§ **Stored rows**
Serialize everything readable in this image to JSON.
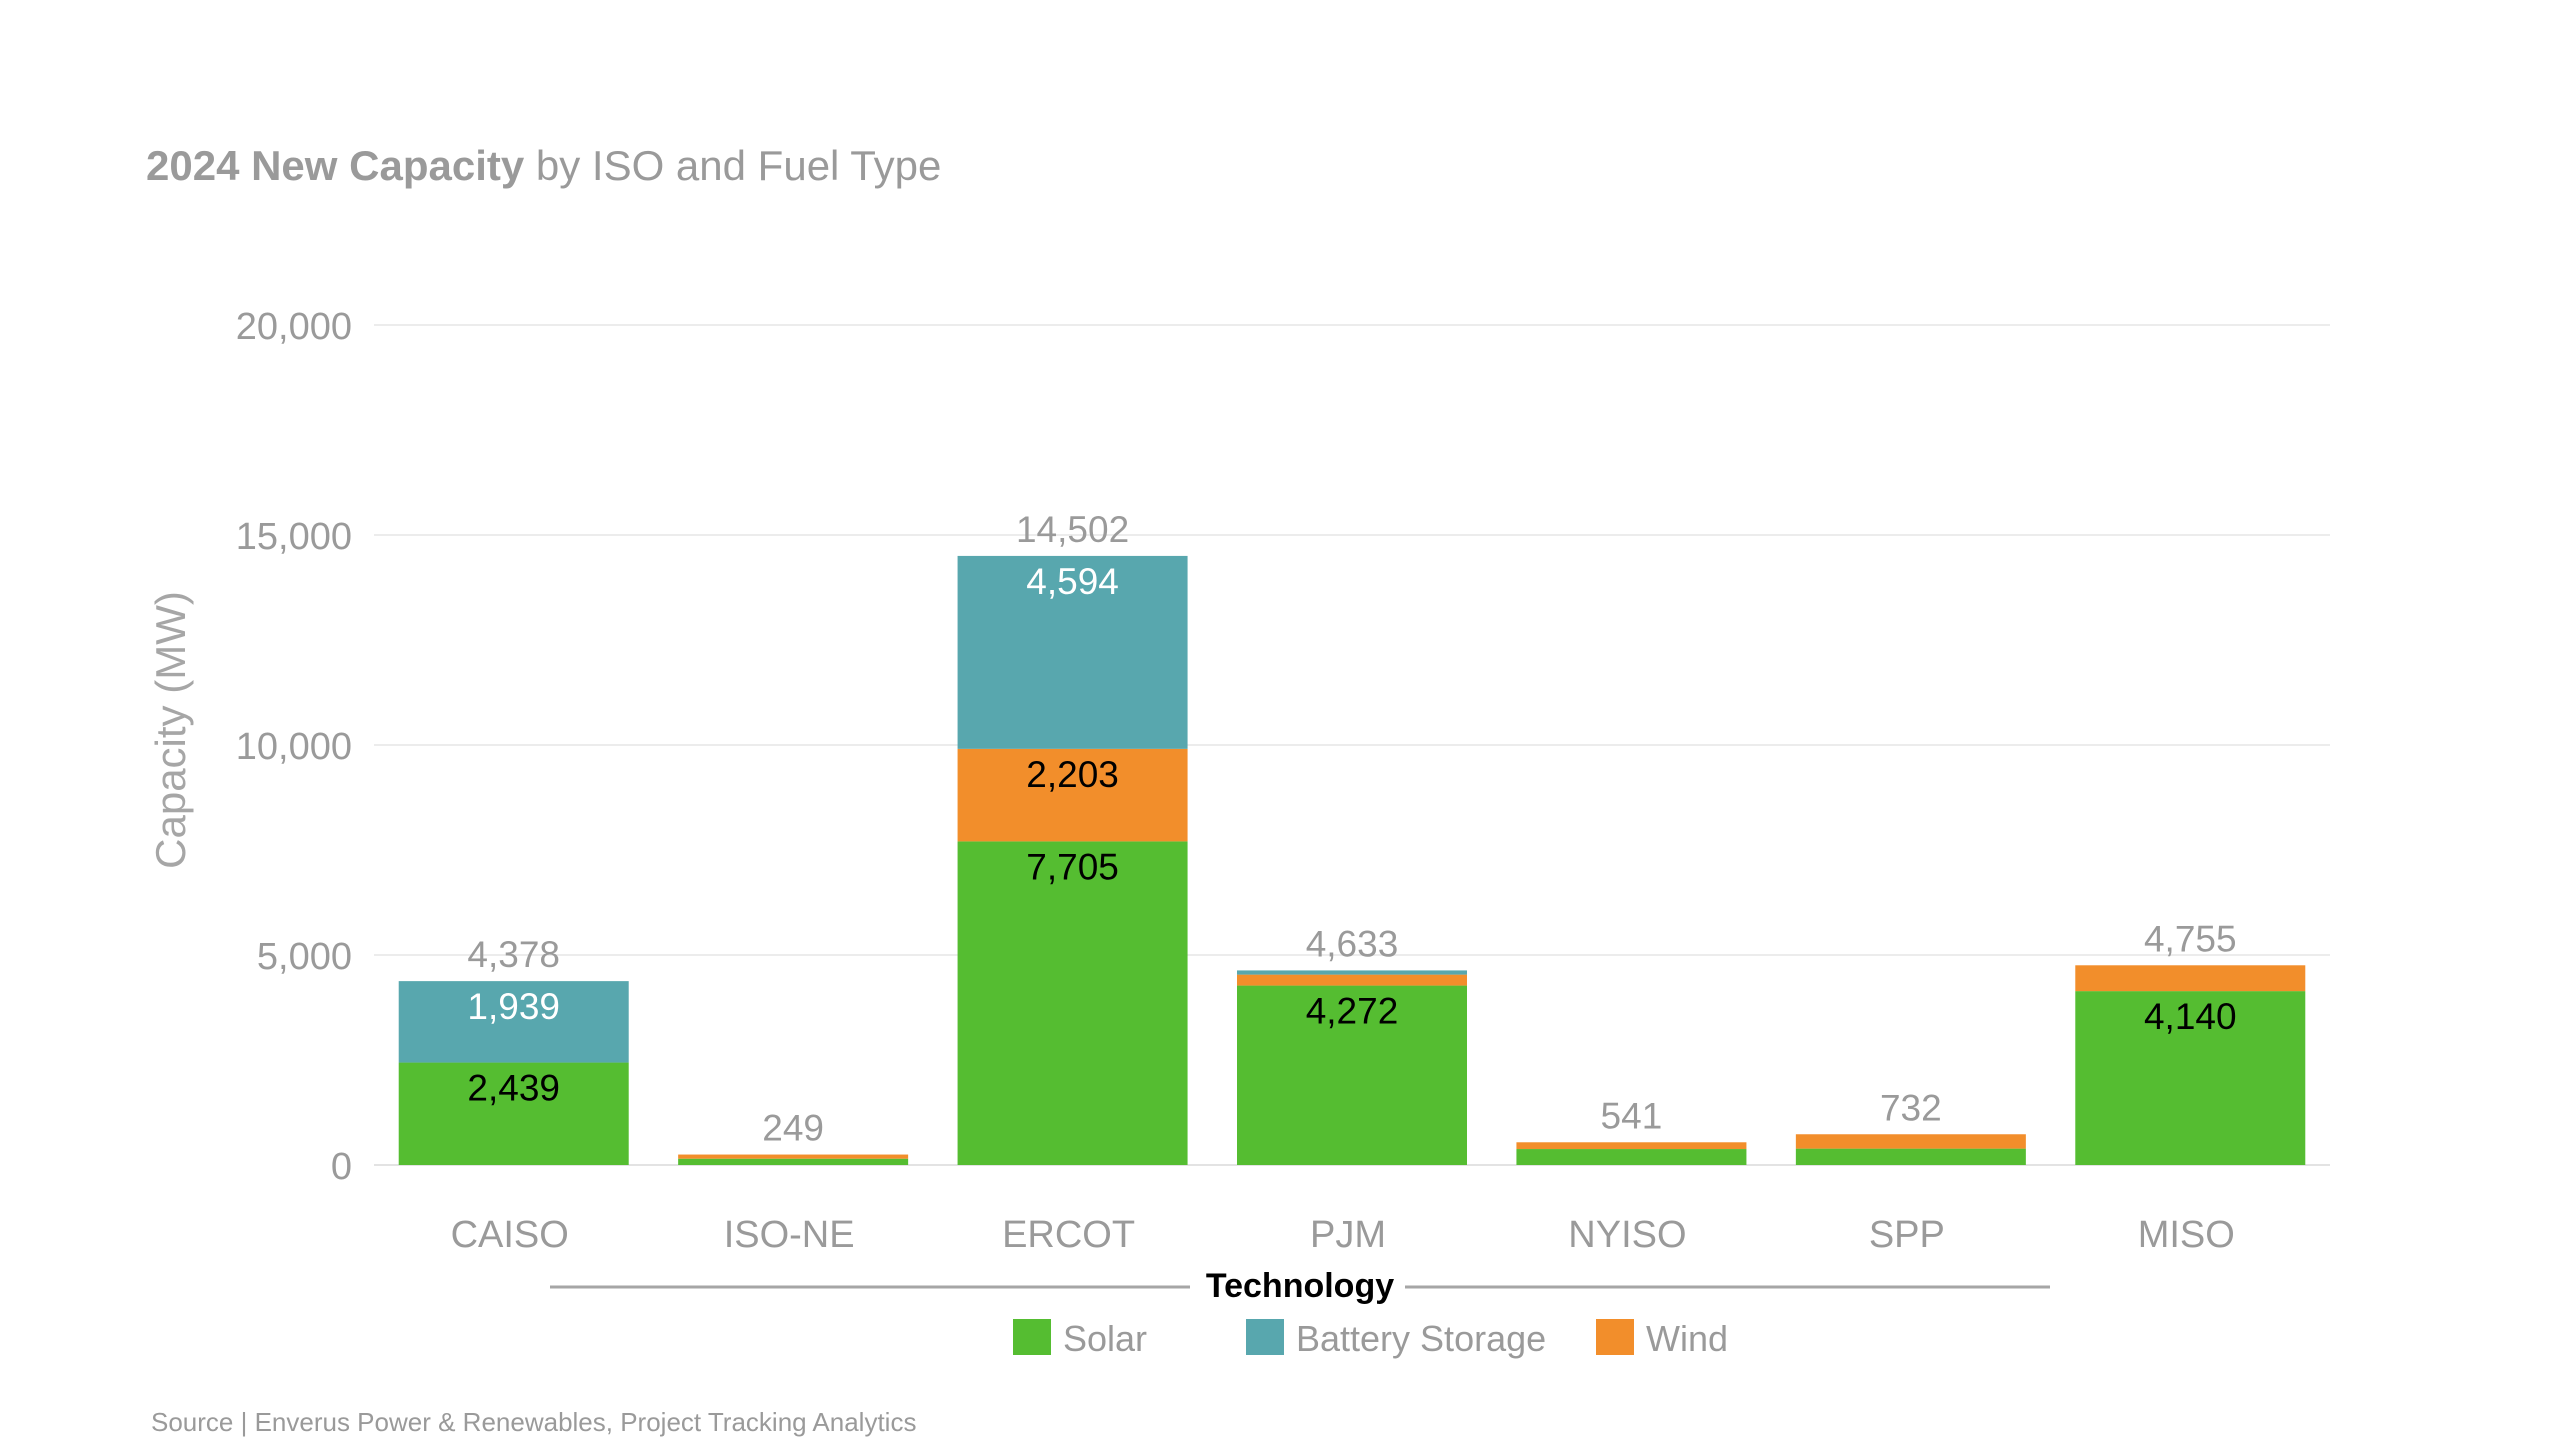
{
  "title": {
    "strong": "2024 New Capacity",
    "rest": " by ISO and Fuel Type"
  },
  "source": "Source | Enverus Power & Renewables, Project Tracking Analytics",
  "legend": {
    "title": "Technology"
  },
  "colors": {
    "Solar": "#55bd31",
    "Battery Storage": "#58a7ae",
    "Wind": "#f28e2b",
    "grid": "#ececec",
    "muted_text": "#9a9a9a",
    "dark_text": "#000000"
  },
  "chart_data": {
    "type": "bar",
    "stacked": true,
    "categories": [
      "CAISO",
      "ISO-NE",
      "ERCOT",
      "PJM",
      "NYISO",
      "SPP",
      "MISO"
    ],
    "series": [
      {
        "name": "Solar",
        "values": [
          2439,
          150,
          7705,
          4272,
          380,
          390,
          4140
        ],
        "labels": [
          "2,439",
          "",
          "7,705",
          "4,272",
          "",
          "",
          "4,140"
        ]
      },
      {
        "name": "Wind",
        "values": [
          0,
          99,
          2203,
          261,
          161,
          342,
          615
        ],
        "labels": [
          "",
          "",
          "2,203",
          "",
          "",
          "",
          ""
        ]
      },
      {
        "name": "Battery Storage",
        "values": [
          1939,
          0,
          4594,
          100,
          0,
          0,
          0
        ],
        "labels": [
          "1,939",
          "",
          "4,594",
          "",
          "",
          "",
          ""
        ]
      }
    ],
    "totals": [
      4378,
      249,
      14502,
      4633,
      541,
      732,
      4755
    ],
    "total_labels": [
      "4,378",
      "249",
      "14,502",
      "4,633",
      "541",
      "732",
      "4,755"
    ],
    "ylabel": "Capacity (MW)",
    "xlabel": "",
    "ylim": [
      0,
      20000
    ],
    "yticks": [
      0,
      5000,
      10000,
      15000,
      20000
    ],
    "ytick_labels": [
      "0",
      "5,000",
      "10,000",
      "15,000",
      "20,000"
    ],
    "legend_order": [
      "Solar",
      "Battery Storage",
      "Wind"
    ],
    "legend_placement": "bottom",
    "grid": true
  }
}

§ **Problem to solve**
Above are the records; reproduce them exactly and leave out the pictures.

§ **Full answer**
Serialize everything readable in this image to JSON.
{
  "title": {
    "strong": "2024 New Capacity",
    "rest": " by ISO and Fuel Type"
  },
  "source": "Source | Enverus Power & Renewables, Project Tracking Analytics",
  "legend": {
    "title": "Technology"
  },
  "colors": {
    "Solar": "#55bd31",
    "Battery Storage": "#58a7ae",
    "Wind": "#f28e2b",
    "grid": "#ececec",
    "muted_text": "#9a9a9a",
    "dark_text": "#000000"
  },
  "chart_data": {
    "type": "bar",
    "stacked": true,
    "categories": [
      "CAISO",
      "ISO-NE",
      "ERCOT",
      "PJM",
      "NYISO",
      "SPP",
      "MISO"
    ],
    "series": [
      {
        "name": "Solar",
        "values": [
          2439,
          150,
          7705,
          4272,
          380,
          390,
          4140
        ],
        "labels": [
          "2,439",
          "",
          "7,705",
          "4,272",
          "",
          "",
          "4,140"
        ]
      },
      {
        "name": "Wind",
        "values": [
          0,
          99,
          2203,
          261,
          161,
          342,
          615
        ],
        "labels": [
          "",
          "",
          "2,203",
          "",
          "",
          "",
          ""
        ]
      },
      {
        "name": "Battery Storage",
        "values": [
          1939,
          0,
          4594,
          100,
          0,
          0,
          0
        ],
        "labels": [
          "1,939",
          "",
          "4,594",
          "",
          "",
          "",
          ""
        ]
      }
    ],
    "totals": [
      4378,
      249,
      14502,
      4633,
      541,
      732,
      4755
    ],
    "total_labels": [
      "4,378",
      "249",
      "14,502",
      "4,633",
      "541",
      "732",
      "4,755"
    ],
    "ylabel": "Capacity (MW)",
    "xlabel": "",
    "ylim": [
      0,
      20000
    ],
    "yticks": [
      0,
      5000,
      10000,
      15000,
      20000
    ],
    "ytick_labels": [
      "0",
      "5,000",
      "10,000",
      "15,000",
      "20,000"
    ],
    "legend_order": [
      "Solar",
      "Battery Storage",
      "Wind"
    ],
    "legend_placement": "bottom",
    "grid": true
  }
}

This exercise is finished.